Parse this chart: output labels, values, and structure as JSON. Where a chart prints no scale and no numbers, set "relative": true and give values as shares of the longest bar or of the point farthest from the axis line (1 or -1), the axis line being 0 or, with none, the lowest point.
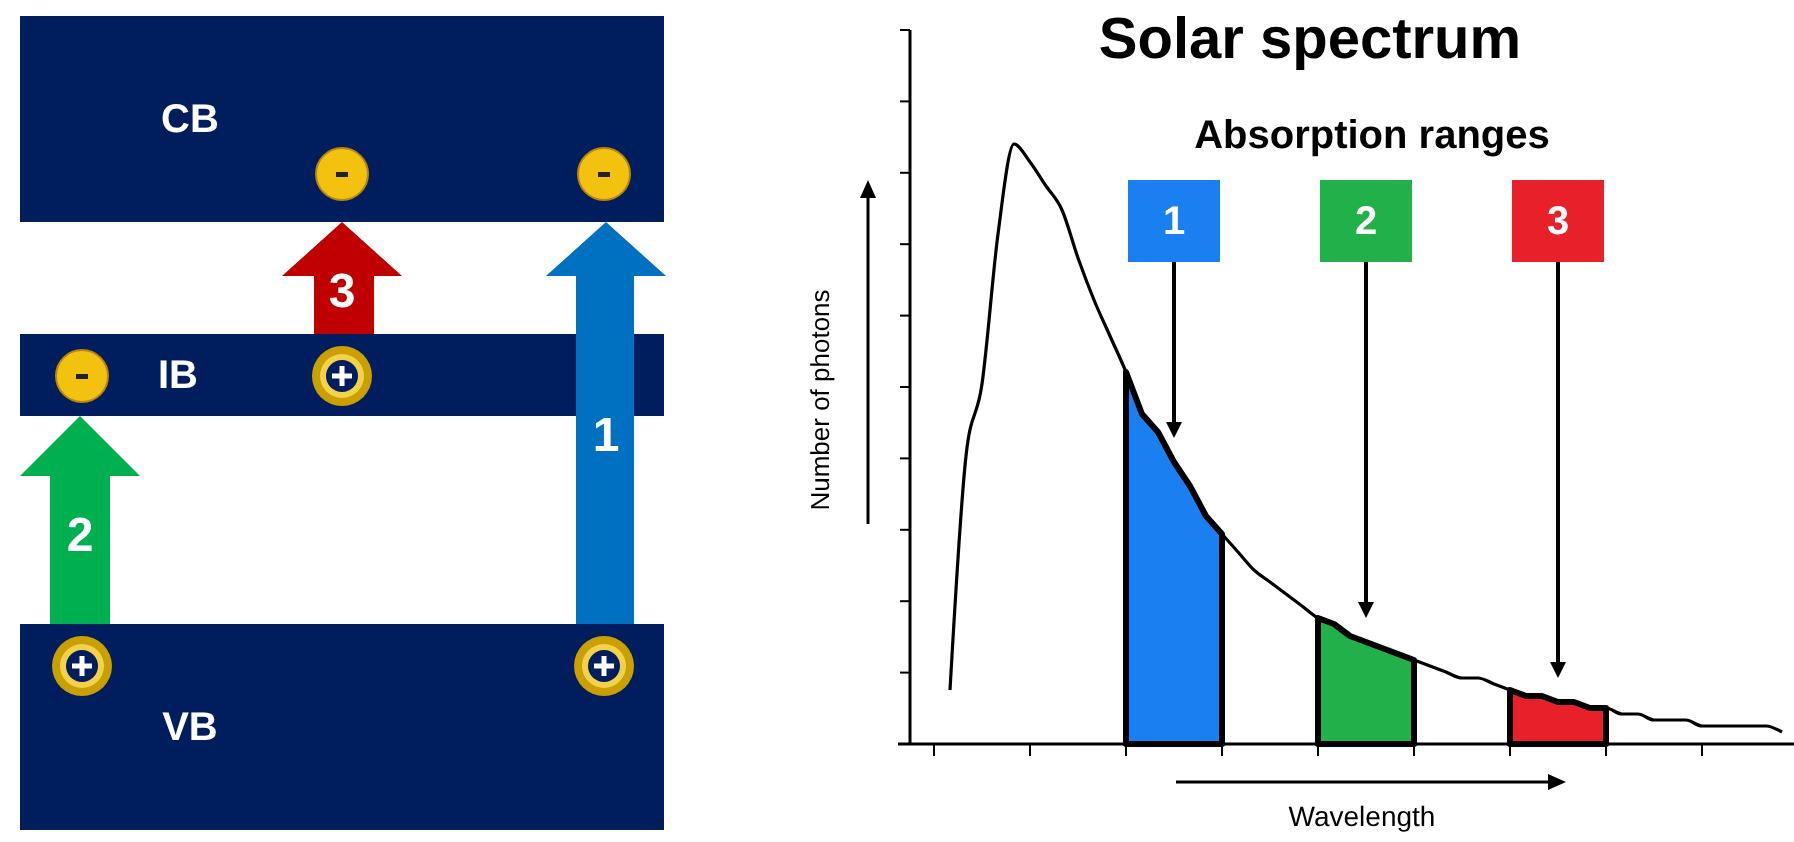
{
  "chart_data": [
    {
      "type": "other",
      "annotations": [
        "CB",
        "IB",
        "VB",
        "1",
        "2",
        "3"
      ]
    },
    {
      "type": "line",
      "title": "Solar spectrum",
      "xlabel": "Wavelength",
      "ylabel": "Number of photons",
      "relative": true,
      "annotations": [
        "Absorption ranges"
      ],
      "categories": [
        null,
        null,
        null,
        null,
        null,
        null,
        null,
        null,
        null,
        null,
        null,
        null,
        null,
        null,
        null,
        null,
        null,
        null,
        null,
        null,
        null,
        null,
        null,
        null,
        null,
        null,
        null,
        null,
        null,
        null,
        null,
        null,
        null,
        null,
        null,
        null,
        null,
        null,
        null,
        null,
        null,
        null,
        null,
        null,
        null,
        null,
        null,
        null,
        null,
        null,
        null,
        null,
        null,
        null,
        null
      ],
      "series": [
        {
          "color": "#000000",
          "values": [
            null,
            null,
            0.09,
            0.48,
            0.6,
            0.85,
            1,
            0.97,
            0.93,
            0.89,
            0.81,
            0.74,
            0.68,
            0.62,
            0.55,
            0.52,
            0.47,
            0.43,
            0.38,
            0.35,
            0.32,
            0.29,
            0.27,
            0.25,
            0.23,
            0.21,
            0.2,
            0.18,
            0.17,
            0.16,
            0.15,
            0.14,
            0.13,
            0.12,
            0.11,
            0.11,
            0.1,
            0.09,
            0.08,
            0.08,
            0.07,
            0.07,
            0.06,
            0.06,
            0.05,
            0.05,
            0.04,
            0.04,
            0.04,
            0.03,
            0.03,
            0.03,
            0.03,
            0.03,
            0.02
          ]
        },
        {
          "type": "area",
          "name": "1",
          "color": "#1a7ff0",
          "values": [
            null,
            null,
            null,
            null,
            null,
            null,
            null,
            null,
            null,
            null,
            null,
            null,
            null,
            0.62,
            0.55,
            0.52,
            0.47,
            0.43,
            0.38,
            0.35,
            null,
            null,
            null,
            null,
            null,
            null,
            null,
            null,
            null,
            null,
            null,
            null,
            null,
            null,
            null,
            null,
            null,
            null,
            null,
            null,
            null,
            null,
            null,
            null,
            null,
            null,
            null,
            null,
            null,
            null,
            null,
            null,
            null,
            null,
            null
          ]
        },
        {
          "type": "area",
          "name": "2",
          "color": "#22b04a",
          "values": [
            null,
            null,
            null,
            null,
            null,
            null,
            null,
            null,
            null,
            null,
            null,
            null,
            null,
            null,
            null,
            null,
            null,
            null,
            null,
            null,
            null,
            null,
            null,
            null,
            null,
            0.21,
            0.2,
            0.18,
            0.17,
            0.16,
            0.15,
            0.14,
            null,
            null,
            null,
            null,
            null,
            null,
            null,
            null,
            null,
            null,
            null,
            null,
            null,
            null,
            null,
            null,
            null,
            null,
            null,
            null,
            null,
            null,
            null
          ]
        },
        {
          "type": "area",
          "name": "3",
          "color": "#e8202a",
          "values": [
            null,
            null,
            null,
            null,
            null,
            null,
            null,
            null,
            null,
            null,
            null,
            null,
            null,
            null,
            null,
            null,
            null,
            null,
            null,
            null,
            null,
            null,
            null,
            null,
            null,
            null,
            null,
            null,
            null,
            null,
            null,
            null,
            null,
            null,
            null,
            null,
            null,
            0.09,
            0.08,
            0.08,
            0.07,
            0.07,
            0.06,
            0.06,
            null,
            null,
            null,
            null,
            null,
            null,
            null,
            null,
            null,
            null,
            null
          ]
        }
      ]
    }
  ]
}
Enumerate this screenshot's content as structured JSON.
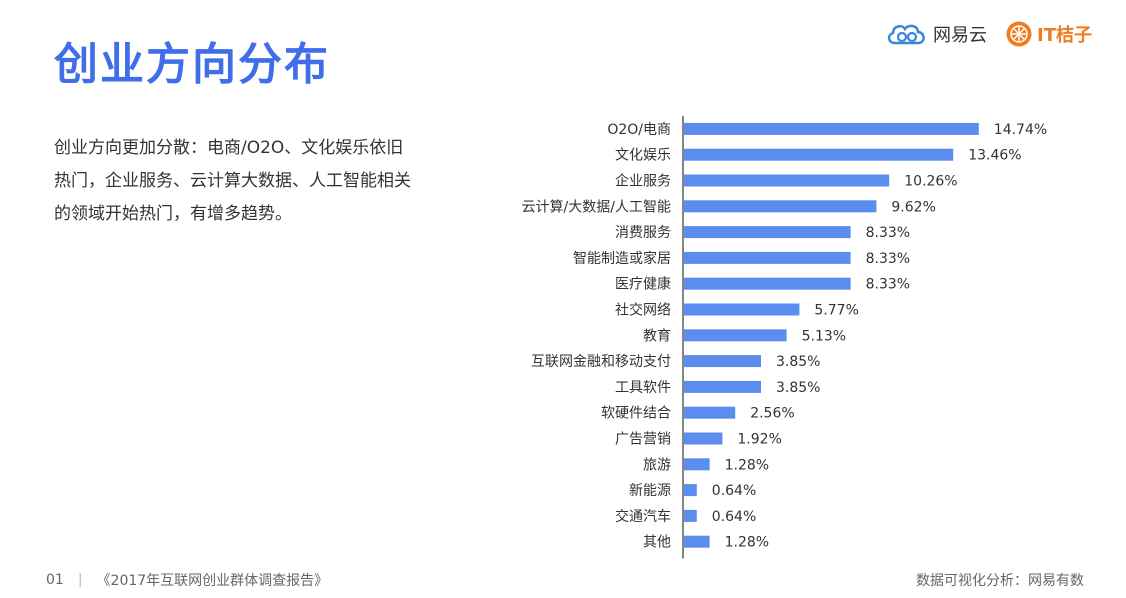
{
  "header": {
    "title": "创业方向分布",
    "logo_a": "网易云",
    "logo_b": "IT桔子"
  },
  "description": "创业方向更加分散：电商/O2O、文化娱乐依旧热门，企业服务、云计算大数据、人工智能相关的领域开始热门，有增多趋势。",
  "footer": {
    "page": "01",
    "separator": "|",
    "report": "《2017年互联网创业群体调查报告》",
    "source": "数据可视化分析：网易有数"
  },
  "colors": {
    "title": "#3f6ee8",
    "bar": "#5b8def",
    "axis": "#333333"
  },
  "chart_data": {
    "type": "bar",
    "orientation": "horizontal",
    "categories": [
      "O2O/电商",
      "文化娱乐",
      "企业服务",
      "云计算/大数据/人工智能",
      "消费服务",
      "智能制造或家居",
      "医疗健康",
      "社交网络",
      "教育",
      "互联网金融和移动支付",
      "工具软件",
      "软硬件结合",
      "广告营销",
      "旅游",
      "新能源",
      "交通汽车",
      "其他"
    ],
    "values": [
      14.74,
      13.46,
      10.26,
      9.62,
      8.33,
      8.33,
      8.33,
      5.77,
      5.13,
      3.85,
      3.85,
      2.56,
      1.92,
      1.28,
      0.64,
      0.64,
      1.28
    ],
    "labels": [
      "14.74%",
      "13.46%",
      "10.26%",
      "9.62%",
      "8.33%",
      "8.33%",
      "8.33%",
      "5.77%",
      "5.13%",
      "3.85%",
      "3.85%",
      "2.56%",
      "1.92%",
      "1.28%",
      "0.64%",
      "0.64%",
      "1.28%"
    ],
    "unit": "%",
    "xlim": [
      0,
      16
    ],
    "grid": false,
    "legend": "none"
  }
}
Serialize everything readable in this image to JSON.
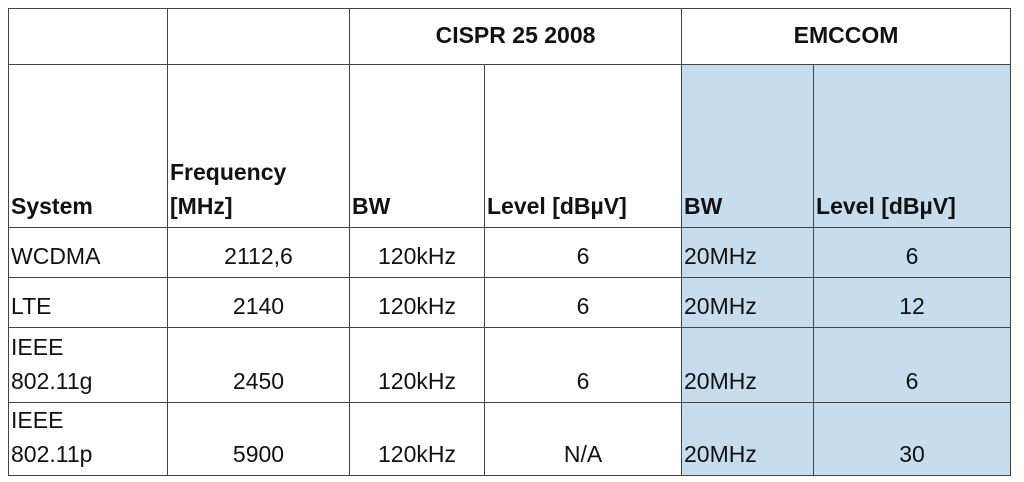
{
  "table": {
    "group_header": [
      "",
      "",
      "CISPR 25 2008",
      "EMCCOM"
    ],
    "header": [
      "System",
      "Frequency [MHz]",
      "BW",
      "Level [dBµV]",
      "BW",
      "Level [dBµV]"
    ],
    "rows": [
      [
        "WCDMA",
        "2112,6",
        "120kHz",
        "6",
        "20MHz",
        "6"
      ],
      [
        "LTE",
        "2140",
        "120kHz",
        "6",
        "20MHz",
        "12"
      ],
      [
        "IEEE 802.11g",
        "2450",
        "120kHz",
        "6",
        "20MHz",
        "6"
      ],
      [
        "IEEE 802.11p",
        "5900",
        "120kHz",
        "N/A",
        "20MHz",
        "30"
      ]
    ]
  }
}
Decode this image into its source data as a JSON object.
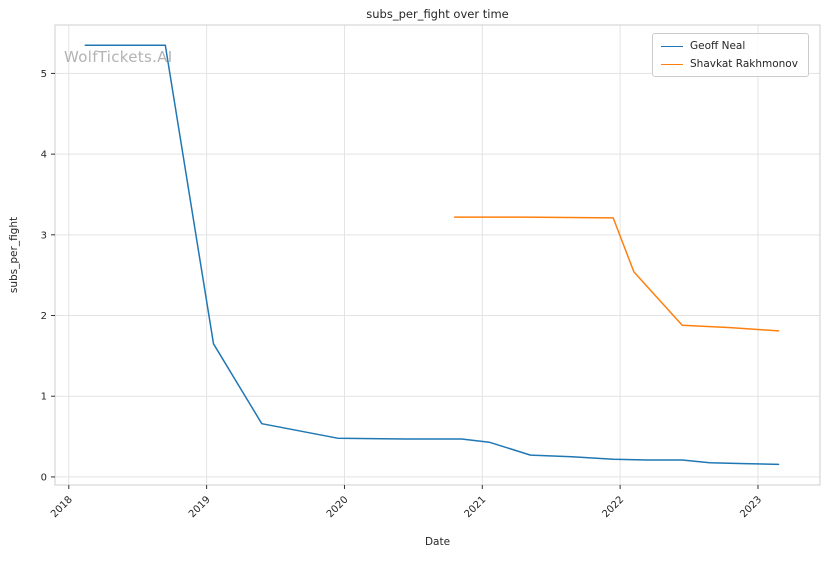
{
  "watermark": {
    "text": "WolfTickets.AI",
    "color": "#b3b3b3"
  },
  "chart_data": {
    "type": "line",
    "title": "subs_per_fight over time",
    "xlabel": "Date",
    "ylabel": "subs_per_fight",
    "grid": true,
    "legend_position": "upper right",
    "xlim": [
      2017.9,
      2023.45
    ],
    "ylim": [
      -0.1,
      5.6
    ],
    "x_ticks": [
      2018,
      2019,
      2020,
      2021,
      2022,
      2023
    ],
    "x_tick_labels": [
      "2018",
      "2019",
      "2020",
      "2021",
      "2022",
      "2023"
    ],
    "y_ticks": [
      0,
      1,
      2,
      3,
      4,
      5
    ],
    "y_tick_labels": [
      "0",
      "1",
      "2",
      "3",
      "4",
      "5"
    ],
    "grid_color": "#e3e3e3",
    "spine_color": "#cfcfcf",
    "tick_color": "#333333",
    "series": [
      {
        "name": "Geoff Neal",
        "color": "#1f77b4",
        "x": [
          2018.12,
          2018.7,
          2019.05,
          2019.4,
          2019.95,
          2020.45,
          2020.85,
          2021.05,
          2021.35,
          2021.65,
          2021.95,
          2022.2,
          2022.45,
          2022.65,
          2022.9,
          2023.15
        ],
        "y": [
          5.35,
          5.35,
          1.65,
          0.66,
          0.48,
          0.47,
          0.47,
          0.43,
          0.27,
          0.25,
          0.22,
          0.21,
          0.21,
          0.175,
          0.165,
          0.155
        ]
      },
      {
        "name": "Shavkat Rakhmonov",
        "color": "#ff7f0e",
        "x": [
          2020.8,
          2021.3,
          2021.95,
          2022.1,
          2022.45,
          2022.8,
          2023.15
        ],
        "y": [
          3.22,
          3.22,
          3.21,
          2.54,
          1.88,
          1.85,
          1.81
        ]
      }
    ]
  }
}
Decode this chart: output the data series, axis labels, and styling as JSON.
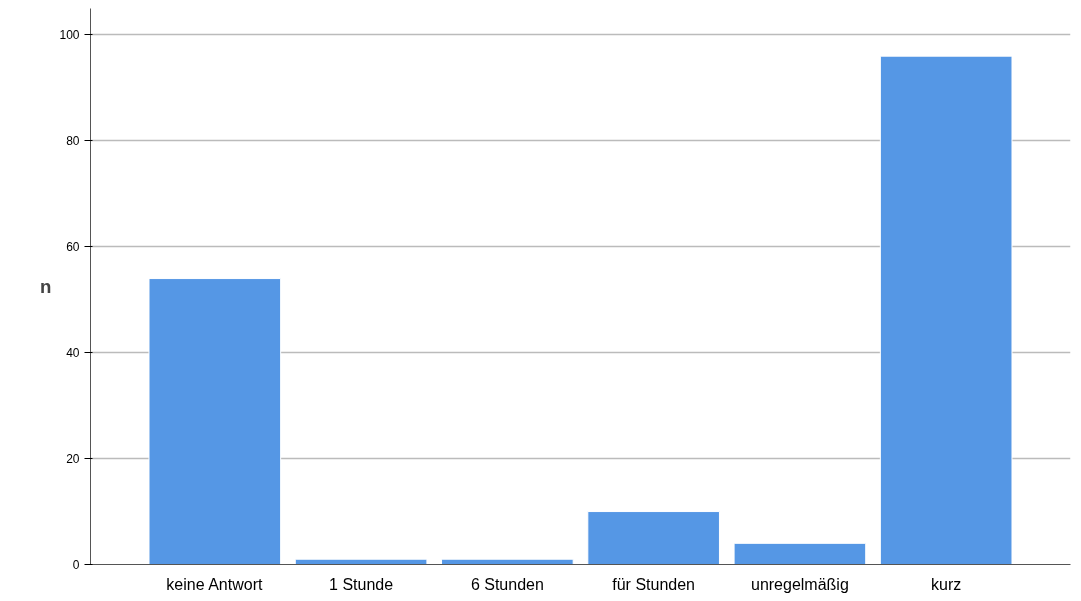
{
  "chart_data": {
    "type": "bar",
    "ylabel": "n",
    "categories": [
      "keine Antwort",
      "1 Stunde",
      "6 Stunden",
      "für Stunden",
      "unregelmäßig",
      "kurz"
    ],
    "values": [
      54,
      1,
      1,
      10,
      4,
      96
    ],
    "color": "#5597e5",
    "ylim": [
      0,
      105
    ],
    "yticks": [
      0,
      20,
      40,
      60,
      80,
      100
    ],
    "grid": "y"
  }
}
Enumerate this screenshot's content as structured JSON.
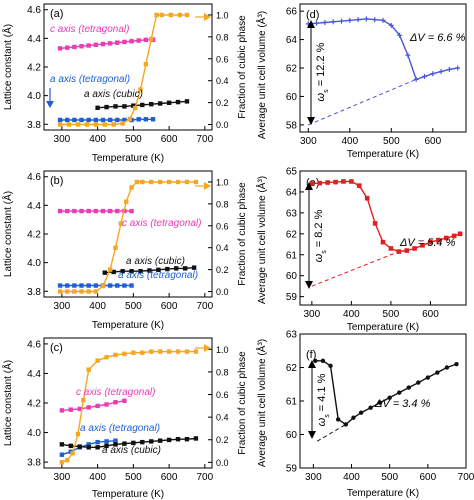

#### GIVEN INSTRUCTION:
Reply with one number only: the count of lines in the entries that contain "series".

#### SOLUTION TO THIS TASK:
3